== Task objective ==
Find the string "JSON" in the entries and copy each line that has it.

BEGIN Records supplied

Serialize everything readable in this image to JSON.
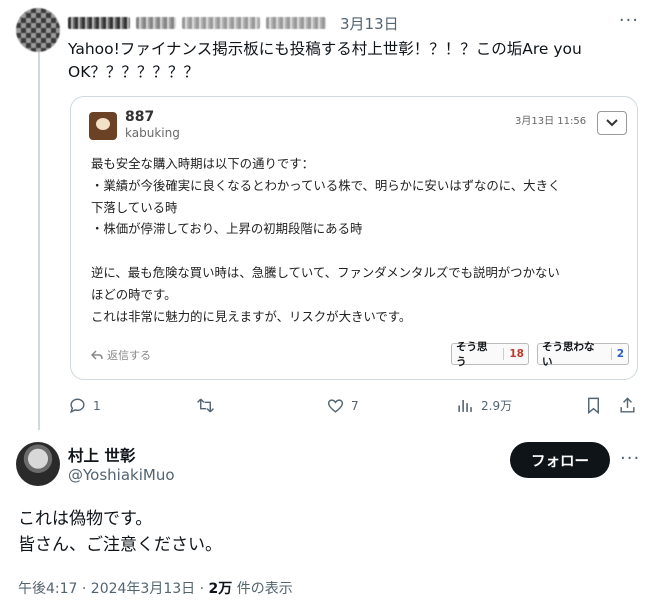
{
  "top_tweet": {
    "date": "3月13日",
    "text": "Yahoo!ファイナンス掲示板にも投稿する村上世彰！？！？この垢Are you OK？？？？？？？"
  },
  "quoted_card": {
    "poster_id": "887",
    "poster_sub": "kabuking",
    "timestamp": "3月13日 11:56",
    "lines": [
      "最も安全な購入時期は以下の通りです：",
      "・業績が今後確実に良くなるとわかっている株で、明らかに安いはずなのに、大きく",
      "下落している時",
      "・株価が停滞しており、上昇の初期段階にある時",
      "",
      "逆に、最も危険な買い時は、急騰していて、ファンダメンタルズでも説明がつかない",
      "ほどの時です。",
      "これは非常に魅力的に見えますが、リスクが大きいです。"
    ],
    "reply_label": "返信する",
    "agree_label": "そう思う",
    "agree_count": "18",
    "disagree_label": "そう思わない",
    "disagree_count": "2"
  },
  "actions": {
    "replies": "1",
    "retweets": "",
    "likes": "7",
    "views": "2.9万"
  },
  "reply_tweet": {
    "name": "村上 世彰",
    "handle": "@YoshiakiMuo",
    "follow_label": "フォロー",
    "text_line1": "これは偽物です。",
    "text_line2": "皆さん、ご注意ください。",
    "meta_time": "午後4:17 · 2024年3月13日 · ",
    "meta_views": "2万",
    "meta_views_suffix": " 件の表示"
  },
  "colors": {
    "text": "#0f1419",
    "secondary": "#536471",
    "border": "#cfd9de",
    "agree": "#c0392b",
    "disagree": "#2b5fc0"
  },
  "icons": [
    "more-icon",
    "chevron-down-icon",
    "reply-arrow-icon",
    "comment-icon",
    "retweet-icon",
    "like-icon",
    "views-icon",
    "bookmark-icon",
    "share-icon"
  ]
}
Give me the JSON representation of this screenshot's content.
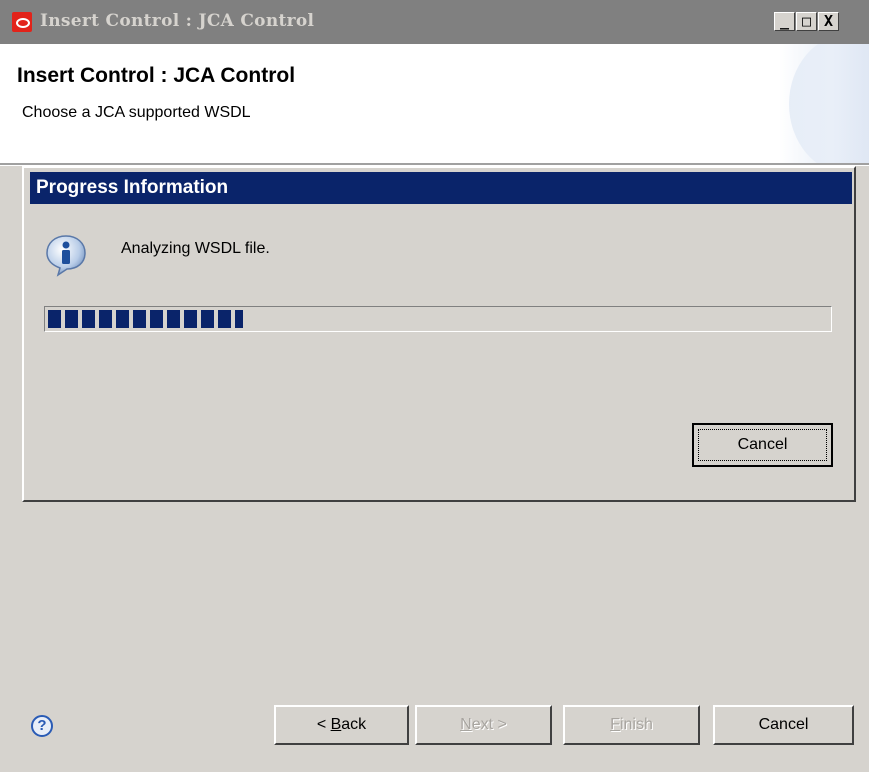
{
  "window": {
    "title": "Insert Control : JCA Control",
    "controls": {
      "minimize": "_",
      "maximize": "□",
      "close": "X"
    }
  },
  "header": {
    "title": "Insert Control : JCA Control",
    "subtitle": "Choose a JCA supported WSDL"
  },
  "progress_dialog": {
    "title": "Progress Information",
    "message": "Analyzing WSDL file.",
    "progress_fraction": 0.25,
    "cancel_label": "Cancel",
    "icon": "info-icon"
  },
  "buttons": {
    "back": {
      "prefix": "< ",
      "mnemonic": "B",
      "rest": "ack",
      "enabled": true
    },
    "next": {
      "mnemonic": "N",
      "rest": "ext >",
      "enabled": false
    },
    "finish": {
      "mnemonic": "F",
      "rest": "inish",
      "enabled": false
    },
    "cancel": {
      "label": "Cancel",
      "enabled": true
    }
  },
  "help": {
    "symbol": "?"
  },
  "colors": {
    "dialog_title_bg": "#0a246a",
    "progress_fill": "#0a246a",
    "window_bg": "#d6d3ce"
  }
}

END Records supplied
BEGIN Records supplied

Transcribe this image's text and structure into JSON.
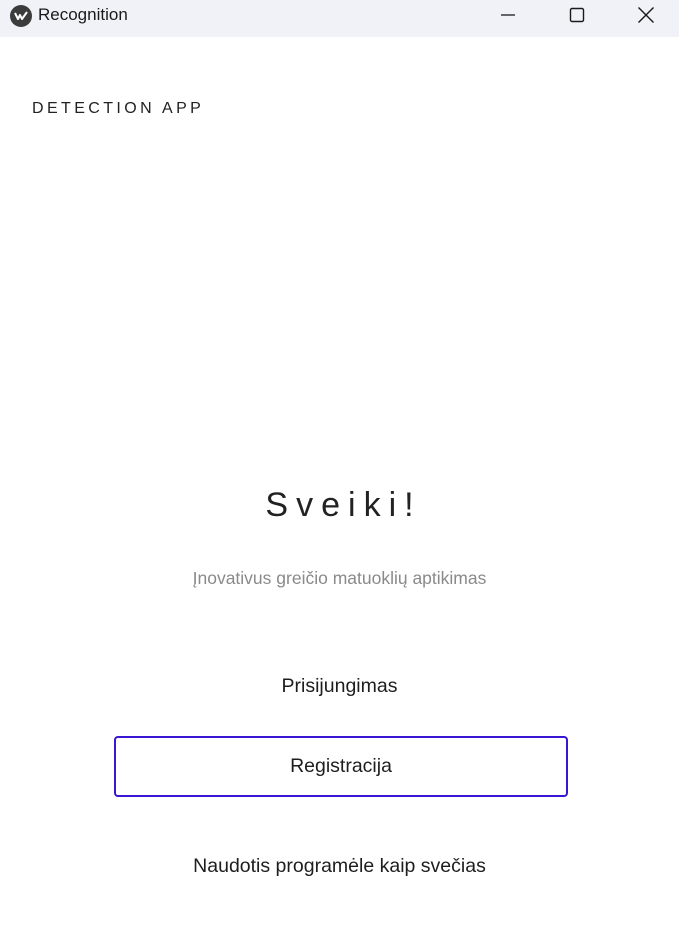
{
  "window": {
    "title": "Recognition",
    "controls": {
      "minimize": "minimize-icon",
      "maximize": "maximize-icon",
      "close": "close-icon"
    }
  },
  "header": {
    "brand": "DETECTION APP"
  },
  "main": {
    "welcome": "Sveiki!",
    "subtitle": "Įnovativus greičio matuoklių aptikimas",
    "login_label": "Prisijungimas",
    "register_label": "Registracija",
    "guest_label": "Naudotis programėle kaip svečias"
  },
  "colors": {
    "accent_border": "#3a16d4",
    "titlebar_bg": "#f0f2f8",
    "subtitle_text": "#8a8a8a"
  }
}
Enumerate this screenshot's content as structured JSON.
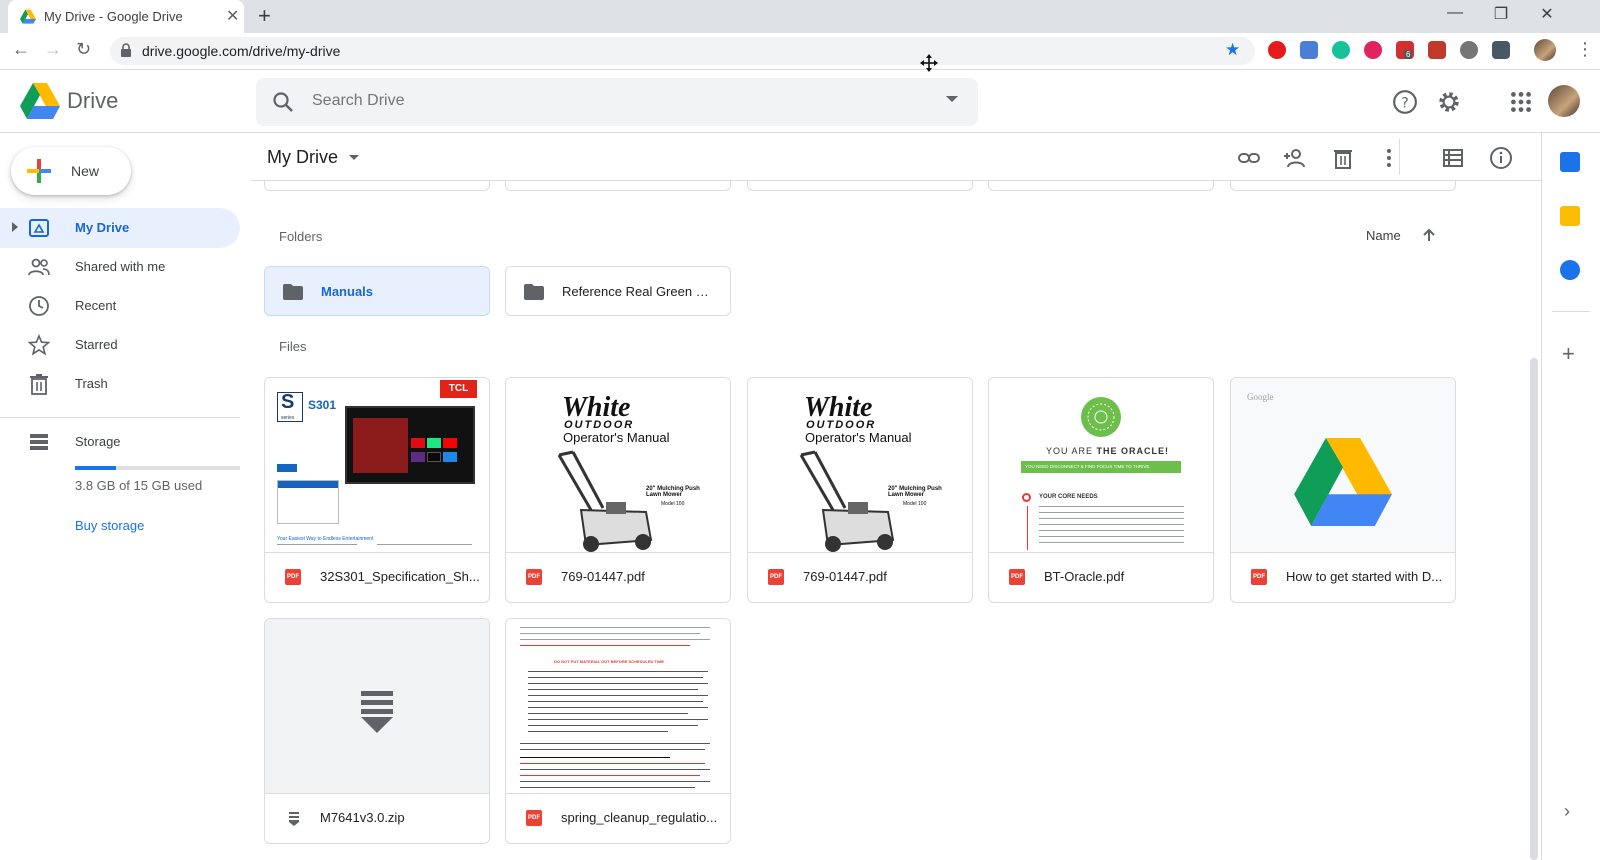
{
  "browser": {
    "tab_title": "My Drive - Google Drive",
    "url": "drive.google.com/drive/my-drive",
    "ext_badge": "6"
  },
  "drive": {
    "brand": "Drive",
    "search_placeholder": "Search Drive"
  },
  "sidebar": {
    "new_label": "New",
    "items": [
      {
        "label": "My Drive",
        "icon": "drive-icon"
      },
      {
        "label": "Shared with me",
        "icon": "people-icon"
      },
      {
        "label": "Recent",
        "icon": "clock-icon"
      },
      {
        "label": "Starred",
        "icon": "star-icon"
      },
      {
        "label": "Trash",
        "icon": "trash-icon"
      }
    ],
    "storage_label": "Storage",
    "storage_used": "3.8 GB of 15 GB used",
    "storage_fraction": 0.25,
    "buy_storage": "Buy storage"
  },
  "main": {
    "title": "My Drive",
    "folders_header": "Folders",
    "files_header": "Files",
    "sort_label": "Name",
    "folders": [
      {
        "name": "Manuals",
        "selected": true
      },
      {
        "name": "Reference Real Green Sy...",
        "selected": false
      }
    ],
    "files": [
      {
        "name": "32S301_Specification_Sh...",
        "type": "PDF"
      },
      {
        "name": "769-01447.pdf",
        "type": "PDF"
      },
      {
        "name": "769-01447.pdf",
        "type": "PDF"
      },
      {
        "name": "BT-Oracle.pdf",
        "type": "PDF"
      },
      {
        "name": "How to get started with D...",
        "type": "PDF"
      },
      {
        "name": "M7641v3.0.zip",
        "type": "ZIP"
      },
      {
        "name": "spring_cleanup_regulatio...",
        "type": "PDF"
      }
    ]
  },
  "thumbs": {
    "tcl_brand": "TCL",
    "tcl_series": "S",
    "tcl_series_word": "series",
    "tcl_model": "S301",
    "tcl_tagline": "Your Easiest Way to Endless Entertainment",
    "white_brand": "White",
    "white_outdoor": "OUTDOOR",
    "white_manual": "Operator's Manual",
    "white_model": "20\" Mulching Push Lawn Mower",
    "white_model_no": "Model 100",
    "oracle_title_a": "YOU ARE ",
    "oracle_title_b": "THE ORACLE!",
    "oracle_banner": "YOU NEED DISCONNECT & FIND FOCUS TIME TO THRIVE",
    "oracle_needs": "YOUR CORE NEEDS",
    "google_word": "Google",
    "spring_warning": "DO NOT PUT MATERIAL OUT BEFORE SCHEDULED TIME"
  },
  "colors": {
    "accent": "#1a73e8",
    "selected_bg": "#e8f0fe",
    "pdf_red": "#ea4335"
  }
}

END Records supplied

== Result of the task ==
Serialize everything readable in this image to JSON.
Give me the JSON representation of this screenshot's content.
Transcribe this image's text and structure into JSON.
Enumerate this screenshot's content as structured JSON.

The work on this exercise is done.